* [PROBLEM]: Your task is to repeat all of the data exactly while excluding the pictures.

Dataset items
·····

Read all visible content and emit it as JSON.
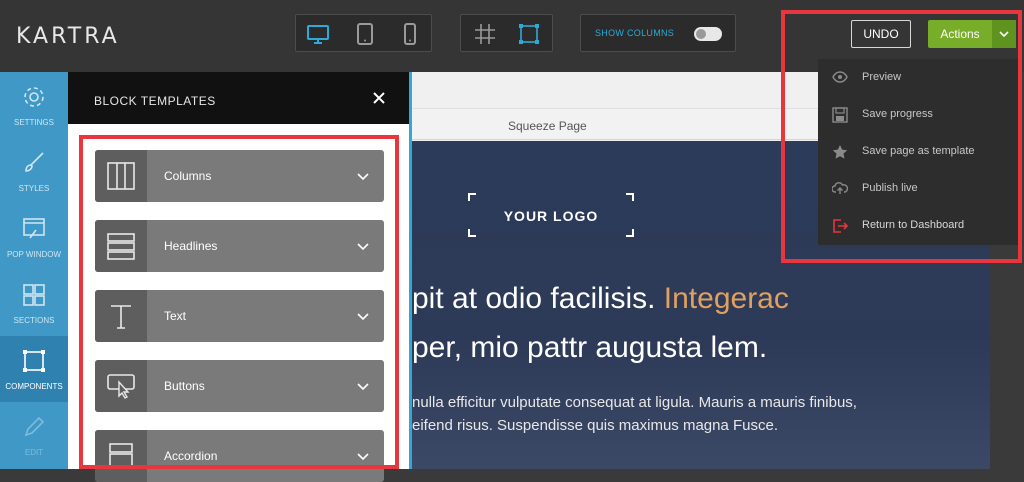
{
  "app": {
    "logo": "KARTRA"
  },
  "toolbar": {
    "device_icons": [
      "desktop-icon",
      "tablet-icon",
      "mobile-icon"
    ],
    "grid_icons": [
      "grid-icon",
      "select-frame-icon"
    ],
    "show_columns_label": "SHOW COLUMNS",
    "show_columns_enabled": false,
    "undo_label": "UNDO",
    "actions_label": "Actions"
  },
  "actions_menu": {
    "items": [
      {
        "label": "Preview",
        "icon": "eye-icon"
      },
      {
        "label": "Save progress",
        "icon": "save-icon"
      },
      {
        "label": "Save page as template",
        "icon": "star-icon"
      },
      {
        "label": "Publish live",
        "icon": "cloud-upload-icon"
      },
      {
        "label": "Return to Dashboard",
        "icon": "exit-icon"
      }
    ]
  },
  "sidebar": {
    "items": [
      {
        "label": "SETTINGS",
        "icon": "gear-icon"
      },
      {
        "label": "STYLES",
        "icon": "brush-icon"
      },
      {
        "label": "POP WINDOW",
        "icon": "popup-icon"
      },
      {
        "label": "SECTIONS",
        "icon": "sections-icon"
      },
      {
        "label": "COMPONENTS",
        "icon": "components-icon",
        "active": true
      },
      {
        "label": "EDIT",
        "icon": "pencil-icon"
      }
    ]
  },
  "block_templates": {
    "title": "BLOCK TEMPLATES",
    "items": [
      {
        "label": "Columns",
        "icon": "columns-icon"
      },
      {
        "label": "Headlines",
        "icon": "headlines-icon"
      },
      {
        "label": "Text",
        "icon": "text-icon"
      },
      {
        "label": "Buttons",
        "icon": "button-click-icon"
      },
      {
        "label": "Accordion",
        "icon": "accordion-icon"
      }
    ]
  },
  "page": {
    "name": "Squeeze Page",
    "logo_placeholder": "YOUR LOGO",
    "headline_line1_a": "pit at odio facilisis. ",
    "headline_line1_b": "Integerac",
    "headline_line2": "per, mio pattr augusta lem.",
    "body_line1": "nulla efficitur vulputate consequat at ligula. Mauris a mauris finibus,",
    "body_line2": "eifend risus. Suspendisse quis maximus magna Fusce."
  },
  "colors": {
    "accent_green": "#78ad2a",
    "sidebar_blue": "#3f98c6",
    "highlight_red": "#e8363f",
    "headline_accent": "#e0a060"
  }
}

·····

* [THE RESULT]:
Read all visible content and emit it as JSON.
{
  "app": {
    "logo": "KARTRA"
  },
  "toolbar": {
    "device_icons": [
      "desktop-icon",
      "tablet-icon",
      "mobile-icon"
    ],
    "grid_icons": [
      "grid-icon",
      "select-frame-icon"
    ],
    "show_columns_label": "SHOW COLUMNS",
    "show_columns_enabled": false,
    "undo_label": "UNDO",
    "actions_label": "Actions"
  },
  "actions_menu": {
    "items": [
      {
        "label": "Preview",
        "icon": "eye-icon"
      },
      {
        "label": "Save progress",
        "icon": "save-icon"
      },
      {
        "label": "Save page as template",
        "icon": "star-icon"
      },
      {
        "label": "Publish live",
        "icon": "cloud-upload-icon"
      },
      {
        "label": "Return to Dashboard",
        "icon": "exit-icon"
      }
    ]
  },
  "sidebar": {
    "items": [
      {
        "label": "SETTINGS",
        "icon": "gear-icon"
      },
      {
        "label": "STYLES",
        "icon": "brush-icon"
      },
      {
        "label": "POP WINDOW",
        "icon": "popup-icon"
      },
      {
        "label": "SECTIONS",
        "icon": "sections-icon"
      },
      {
        "label": "COMPONENTS",
        "icon": "components-icon",
        "active": true
      },
      {
        "label": "EDIT",
        "icon": "pencil-icon"
      }
    ]
  },
  "block_templates": {
    "title": "BLOCK TEMPLATES",
    "items": [
      {
        "label": "Columns",
        "icon": "columns-icon"
      },
      {
        "label": "Headlines",
        "icon": "headlines-icon"
      },
      {
        "label": "Text",
        "icon": "text-icon"
      },
      {
        "label": "Buttons",
        "icon": "button-click-icon"
      },
      {
        "label": "Accordion",
        "icon": "accordion-icon"
      }
    ]
  },
  "page": {
    "name": "Squeeze Page",
    "logo_placeholder": "YOUR LOGO",
    "headline_line1_a": "pit at odio facilisis. ",
    "headline_line1_b": "Integerac",
    "headline_line2": "per, mio pattr augusta lem.",
    "body_line1": "nulla efficitur vulputate consequat at ligula. Mauris a mauris finibus,",
    "body_line2": "eifend risus. Suspendisse quis maximus magna Fusce."
  },
  "colors": {
    "accent_green": "#78ad2a",
    "sidebar_blue": "#3f98c6",
    "highlight_red": "#e8363f",
    "headline_accent": "#e0a060"
  }
}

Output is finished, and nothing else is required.